"""

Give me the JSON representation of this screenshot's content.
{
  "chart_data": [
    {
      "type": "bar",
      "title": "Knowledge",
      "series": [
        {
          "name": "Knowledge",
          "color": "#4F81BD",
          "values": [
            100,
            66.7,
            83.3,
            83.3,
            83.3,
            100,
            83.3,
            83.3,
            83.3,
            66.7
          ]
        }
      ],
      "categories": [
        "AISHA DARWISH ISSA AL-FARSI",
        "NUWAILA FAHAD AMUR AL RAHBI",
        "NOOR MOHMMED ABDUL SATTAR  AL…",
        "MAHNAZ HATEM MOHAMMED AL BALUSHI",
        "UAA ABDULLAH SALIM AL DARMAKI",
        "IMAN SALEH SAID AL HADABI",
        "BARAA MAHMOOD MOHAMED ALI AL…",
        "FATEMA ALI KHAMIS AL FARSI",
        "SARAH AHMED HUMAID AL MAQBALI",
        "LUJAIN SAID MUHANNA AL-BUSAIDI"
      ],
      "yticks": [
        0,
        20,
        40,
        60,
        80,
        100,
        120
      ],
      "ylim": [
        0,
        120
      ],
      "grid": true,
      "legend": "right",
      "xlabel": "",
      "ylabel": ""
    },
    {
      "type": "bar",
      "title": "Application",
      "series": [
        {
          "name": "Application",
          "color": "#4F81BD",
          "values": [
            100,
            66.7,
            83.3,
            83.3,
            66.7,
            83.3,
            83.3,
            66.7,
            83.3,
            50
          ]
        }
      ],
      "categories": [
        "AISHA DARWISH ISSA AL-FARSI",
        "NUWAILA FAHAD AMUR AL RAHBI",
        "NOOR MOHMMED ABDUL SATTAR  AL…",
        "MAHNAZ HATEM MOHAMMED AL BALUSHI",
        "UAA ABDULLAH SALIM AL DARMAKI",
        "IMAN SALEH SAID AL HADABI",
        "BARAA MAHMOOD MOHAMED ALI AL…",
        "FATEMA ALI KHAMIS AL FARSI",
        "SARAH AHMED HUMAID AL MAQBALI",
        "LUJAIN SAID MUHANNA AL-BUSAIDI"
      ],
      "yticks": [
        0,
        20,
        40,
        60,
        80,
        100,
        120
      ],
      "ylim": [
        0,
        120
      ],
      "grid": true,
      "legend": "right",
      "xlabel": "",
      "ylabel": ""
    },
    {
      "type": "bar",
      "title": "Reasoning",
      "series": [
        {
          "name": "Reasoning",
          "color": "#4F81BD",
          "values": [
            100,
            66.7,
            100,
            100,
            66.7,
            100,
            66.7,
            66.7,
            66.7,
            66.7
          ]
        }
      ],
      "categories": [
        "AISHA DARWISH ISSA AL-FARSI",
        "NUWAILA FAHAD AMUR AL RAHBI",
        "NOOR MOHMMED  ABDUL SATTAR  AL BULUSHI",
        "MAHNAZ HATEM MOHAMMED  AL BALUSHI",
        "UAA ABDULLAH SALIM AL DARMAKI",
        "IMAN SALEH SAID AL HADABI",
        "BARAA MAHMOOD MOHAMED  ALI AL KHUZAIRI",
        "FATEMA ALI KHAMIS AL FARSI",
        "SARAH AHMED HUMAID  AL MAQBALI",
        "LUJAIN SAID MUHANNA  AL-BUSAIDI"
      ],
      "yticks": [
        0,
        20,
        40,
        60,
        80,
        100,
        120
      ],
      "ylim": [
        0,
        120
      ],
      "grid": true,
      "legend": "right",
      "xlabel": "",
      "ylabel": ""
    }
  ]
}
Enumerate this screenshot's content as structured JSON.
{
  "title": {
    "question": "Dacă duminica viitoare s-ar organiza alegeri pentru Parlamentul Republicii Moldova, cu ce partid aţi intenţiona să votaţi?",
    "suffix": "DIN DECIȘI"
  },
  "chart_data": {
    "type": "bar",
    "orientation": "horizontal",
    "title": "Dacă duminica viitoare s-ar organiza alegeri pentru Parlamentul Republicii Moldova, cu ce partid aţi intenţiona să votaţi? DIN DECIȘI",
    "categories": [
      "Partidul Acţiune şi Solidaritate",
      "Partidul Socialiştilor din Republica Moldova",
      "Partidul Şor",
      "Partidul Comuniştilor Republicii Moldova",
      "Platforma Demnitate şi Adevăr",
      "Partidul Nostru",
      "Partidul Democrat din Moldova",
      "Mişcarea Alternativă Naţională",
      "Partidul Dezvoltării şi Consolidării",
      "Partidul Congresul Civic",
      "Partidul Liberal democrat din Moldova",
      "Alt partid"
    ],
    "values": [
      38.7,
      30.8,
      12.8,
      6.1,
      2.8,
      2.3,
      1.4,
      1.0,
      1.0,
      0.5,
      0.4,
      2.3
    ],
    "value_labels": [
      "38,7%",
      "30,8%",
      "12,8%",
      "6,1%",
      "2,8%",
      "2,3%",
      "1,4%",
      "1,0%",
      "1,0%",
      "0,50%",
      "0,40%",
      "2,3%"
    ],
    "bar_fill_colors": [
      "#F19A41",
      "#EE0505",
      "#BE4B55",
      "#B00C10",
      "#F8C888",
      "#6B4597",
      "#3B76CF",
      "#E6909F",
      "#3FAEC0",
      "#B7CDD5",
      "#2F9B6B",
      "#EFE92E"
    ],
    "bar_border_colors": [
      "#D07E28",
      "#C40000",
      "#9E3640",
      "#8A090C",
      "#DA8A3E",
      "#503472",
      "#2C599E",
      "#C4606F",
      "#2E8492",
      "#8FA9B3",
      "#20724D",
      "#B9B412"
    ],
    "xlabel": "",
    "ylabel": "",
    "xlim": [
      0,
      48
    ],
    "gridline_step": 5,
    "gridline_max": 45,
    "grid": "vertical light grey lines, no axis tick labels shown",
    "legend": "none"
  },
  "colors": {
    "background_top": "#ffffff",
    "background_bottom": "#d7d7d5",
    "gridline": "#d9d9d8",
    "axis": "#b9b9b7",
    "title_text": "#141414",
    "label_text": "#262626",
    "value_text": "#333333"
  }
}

"""

◆ TASK DIRECTIONS
Copy out all the entries shown above, character for character.

◆ PROBLEM SOLUTION
Give me the JSON representation of this screenshot's content.
{
  "chart_data": [
    {
      "type": "bar",
      "title": "Knowledge",
      "series": [
        {
          "name": "Knowledge",
          "color": "#4F81BD",
          "values": [
            100,
            66.7,
            83.3,
            83.3,
            83.3,
            100,
            83.3,
            83.3,
            83.3,
            66.7
          ]
        }
      ],
      "categories": [
        "AISHA DARWISH ISSA AL-FARSI",
        "NUWAILA FAHAD AMUR AL RAHBI",
        "NOOR MOHMMED ABDUL SATTAR  AL…",
        "MAHNAZ HATEM MOHAMMED AL BALUSHI",
        "UAA ABDULLAH SALIM AL DARMAKI",
        "IMAN SALEH SAID AL HADABI",
        "BARAA MAHMOOD MOHAMED ALI AL…",
        "FATEMA ALI KHAMIS AL FARSI",
        "SARAH AHMED HUMAID AL MAQBALI",
        "LUJAIN SAID MUHANNA AL-BUSAIDI"
      ],
      "yticks": [
        0,
        20,
        40,
        60,
        80,
        100,
        120
      ],
      "ylim": [
        0,
        120
      ],
      "grid": true,
      "legend": "right",
      "xlabel": "",
      "ylabel": ""
    },
    {
      "type": "bar",
      "title": "Application",
      "series": [
        {
          "name": "Application",
          "color": "#4F81BD",
          "values": [
            100,
            66.7,
            83.3,
            83.3,
            66.7,
            83.3,
            83.3,
            66.7,
            83.3,
            50
          ]
        }
      ],
      "categories": [
        "AISHA DARWISH ISSA AL-FARSI",
        "NUWAILA FAHAD AMUR AL RAHBI",
        "NOOR MOHMMED ABDUL SATTAR  AL…",
        "MAHNAZ HATEM MOHAMMED AL BALUSHI",
        "UAA ABDULLAH SALIM AL DARMAKI",
        "IMAN SALEH SAID AL HADABI",
        "BARAA MAHMOOD MOHAMED ALI AL…",
        "FATEMA ALI KHAMIS AL FARSI",
        "SARAH AHMED HUMAID AL MAQBALI",
        "LUJAIN SAID MUHANNA AL-BUSAIDI"
      ],
      "yticks": [
        0,
        20,
        40,
        60,
        80,
        100,
        120
      ],
      "ylim": [
        0,
        120
      ],
      "grid": true,
      "legend": "right",
      "xlabel": "",
      "ylabel": ""
    },
    {
      "type": "bar",
      "title": "Reasoning",
      "series": [
        {
          "name": "Reasoning",
          "color": "#4F81BD",
          "values": [
            100,
            66.7,
            100,
            100,
            66.7,
            100,
            66.7,
            66.7,
            66.7,
            66.7
          ]
        }
      ],
      "categories": [
        "AISHA DARWISH ISSA AL-FARSI",
        "NUWAILA FAHAD AMUR AL RAHBI",
        "NOOR MOHMMED  ABDUL SATTAR  AL BULUSHI",
        "MAHNAZ HATEM MOHAMMED  AL BALUSHI",
        "UAA ABDULLAH SALIM AL DARMAKI",
        "IMAN SALEH SAID AL HADABI",
        "BARAA MAHMOOD MOHAMED  ALI AL KHUZAIRI",
        "FATEMA ALI KHAMIS AL FARSI",
        "SARAH AHMED HUMAID  AL MAQBALI",
        "LUJAIN SAID MUHANNA  AL-BUSAIDI"
      ],
      "yticks": [
        0,
        20,
        40,
        60,
        80,
        100,
        120
      ],
      "ylim": [
        0,
        120
      ],
      "grid": true,
      "legend": "right",
      "xlabel": "",
      "ylabel": ""
    }
  ]
}
Enumerate this screenshot's content as structured JSON.
{
  "title": {
    "question": "Dacă duminica viitoare s-ar organiza alegeri pentru Parlamentul Republicii Moldova, cu ce partid aţi intenţiona să votaţi?",
    "suffix": "DIN DECIȘI"
  },
  "chart_data": {
    "type": "bar",
    "orientation": "horizontal",
    "title": "Dacă duminica viitoare s-ar organiza alegeri pentru Parlamentul Republicii Moldova, cu ce partid aţi intenţiona să votaţi? DIN DECIȘI",
    "categories": [
      "Partidul Acţiune şi Solidaritate",
      "Partidul Socialiştilor din Republica Moldova",
      "Partidul Şor",
      "Partidul Comuniştilor Republicii Moldova",
      "Platforma Demnitate şi Adevăr",
      "Partidul Nostru",
      "Partidul Democrat din Moldova",
      "Mişcarea Alternativă Naţională",
      "Partidul Dezvoltării şi Consolidării",
      "Partidul Congresul Civic",
      "Partidul Liberal democrat din Moldova",
      "Alt partid"
    ],
    "values": [
      38.7,
      30.8,
      12.8,
      6.1,
      2.8,
      2.3,
      1.4,
      1.0,
      1.0,
      0.5,
      0.4,
      2.3
    ],
    "value_labels": [
      "38,7%",
      "30,8%",
      "12,8%",
      "6,1%",
      "2,8%",
      "2,3%",
      "1,4%",
      "1,0%",
      "1,0%",
      "0,50%",
      "0,40%",
      "2,3%"
    ],
    "bar_fill_colors": [
      "#F19A41",
      "#EE0505",
      "#BE4B55",
      "#B00C10",
      "#F8C888",
      "#6B4597",
      "#3B76CF",
      "#E6909F",
      "#3FAEC0",
      "#B7CDD5",
      "#2F9B6B",
      "#EFE92E"
    ],
    "bar_border_colors": [
      "#D07E28",
      "#C40000",
      "#9E3640",
      "#8A090C",
      "#DA8A3E",
      "#503472",
      "#2C599E",
      "#C4606F",
      "#2E8492",
      "#8FA9B3",
      "#20724D",
      "#B9B412"
    ],
    "xlabel": "",
    "ylabel": "",
    "xlim": [
      0,
      48
    ],
    "gridline_step": 5,
    "gridline_max": 45,
    "grid": "vertical light grey lines, no axis tick labels shown",
    "legend": "none"
  },
  "colors": {
    "background_top": "#ffffff",
    "background_bottom": "#d7d7d5",
    "gridline": "#d9d9d8",
    "axis": "#b9b9b7",
    "title_text": "#141414",
    "label_text": "#262626",
    "value_text": "#333333"
  }
}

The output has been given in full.